■ PROBLEM TO WORK ON ■
Repeat, line for line, the entries printed below.

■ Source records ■
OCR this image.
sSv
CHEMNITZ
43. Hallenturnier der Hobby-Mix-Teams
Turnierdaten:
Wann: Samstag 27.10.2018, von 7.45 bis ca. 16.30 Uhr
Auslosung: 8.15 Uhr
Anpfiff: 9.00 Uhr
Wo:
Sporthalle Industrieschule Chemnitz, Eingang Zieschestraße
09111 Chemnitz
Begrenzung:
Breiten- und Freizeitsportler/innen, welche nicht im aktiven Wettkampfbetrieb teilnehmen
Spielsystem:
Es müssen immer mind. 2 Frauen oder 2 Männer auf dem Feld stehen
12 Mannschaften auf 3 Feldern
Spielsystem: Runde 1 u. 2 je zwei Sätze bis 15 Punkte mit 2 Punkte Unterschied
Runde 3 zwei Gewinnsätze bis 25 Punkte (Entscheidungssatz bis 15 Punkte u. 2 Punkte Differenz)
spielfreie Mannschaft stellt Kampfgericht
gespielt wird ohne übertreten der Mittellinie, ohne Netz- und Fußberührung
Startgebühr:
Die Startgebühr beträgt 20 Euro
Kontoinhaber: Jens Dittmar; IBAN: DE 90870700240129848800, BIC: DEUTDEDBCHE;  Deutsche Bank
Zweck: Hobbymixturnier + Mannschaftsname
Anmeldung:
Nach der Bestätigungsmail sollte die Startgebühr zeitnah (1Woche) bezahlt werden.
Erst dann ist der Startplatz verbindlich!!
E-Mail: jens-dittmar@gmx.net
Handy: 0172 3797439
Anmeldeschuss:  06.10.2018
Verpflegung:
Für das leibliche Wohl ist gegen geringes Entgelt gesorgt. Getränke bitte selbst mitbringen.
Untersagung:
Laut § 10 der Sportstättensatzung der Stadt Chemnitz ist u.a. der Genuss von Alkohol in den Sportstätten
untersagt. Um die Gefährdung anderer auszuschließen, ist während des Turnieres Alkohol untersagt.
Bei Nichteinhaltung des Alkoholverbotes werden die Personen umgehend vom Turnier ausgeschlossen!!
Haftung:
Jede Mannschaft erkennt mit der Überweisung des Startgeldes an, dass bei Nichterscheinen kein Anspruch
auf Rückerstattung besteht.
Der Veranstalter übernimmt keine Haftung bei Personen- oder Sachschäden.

■ ANSWER FOR THIS EXERCISE ■
OCR this image.
sSv
CHEMNITZ
43. Hallenturnier der Hobby-Mix-Teams
Turnierdaten:
Wann: Samstag 27.10.2018, von 7.45 bis ca. 16.30 Uhr
Auslosung: 8.15 Uhr
Anpfiff: 9.00 Uhr
Wo:
Sporthalle Industrieschule Chemnitz, Eingang Zieschestraße
09111 Chemnitz
Begrenzung:
Breiten- und Freizeitsportler/innen, welche nicht im aktiven Wettkampfbetrieb teilnehmen
Spielsystem:
Es müssen immer mind. 2 Frauen oder 2 Männer auf dem Feld stehen
12 Mannschaften auf 3 Feldern
Spielsystem: Runde 1 u. 2 je zwei Sätze bis 15 Punkte mit 2 Punkte Unterschied
Runde 3 zwei Gewinnsätze bis 25 Punkte (Entscheidungssatz bis 15 Punkte u. 2 Punkte Differenz)
spielfreie Mannschaft stellt Kampfgericht
gespielt wird ohne übertreten der Mittellinie, ohne Netz- und Fußberührung
Startgebühr:
Die Startgebühr beträgt 20 Euro
Kontoinhaber: Jens Dittmar; IBAN: DE 90870700240129848800, BIC: DEUTDEDBCHE;  Deutsche Bank
Zweck: Hobbymixturnier + Mannschaftsname
Anmeldung:
Nach der Bestätigungsmail sollte die Startgebühr zeitnah (1Woche) bezahlt werden.
Erst dann ist der Startplatz verbindlich!!
E-Mail: jens-dittmar@gmx.net
Handy: 0172 3797439
Anmeldeschuss:  06.10.2018
Verpflegung:
Für das leibliche Wohl ist gegen geringes Entgelt gesorgt. Getränke bitte selbst mitbringen.
Untersagung:
Laut § 10 der Sportstättensatzung der Stadt Chemnitz ist u.a. der Genuss von Alkohol in den Sportstätten
untersagt. Um die Gefährdung anderer auszuschließen, ist während des Turnieres Alkohol untersagt.
Bei Nichteinhaltung des Alkoholverbotes werden die Personen umgehend vom Turnier ausgeschlossen!!
Haftung:
Jede Mannschaft erkennt mit der Überweisung des Startgeldes an, dass bei Nichterscheinen kein Anspruch
auf Rückerstattung besteht.
Der Veranstalter übernimmt keine Haftung bei Personen- oder Sachschäden.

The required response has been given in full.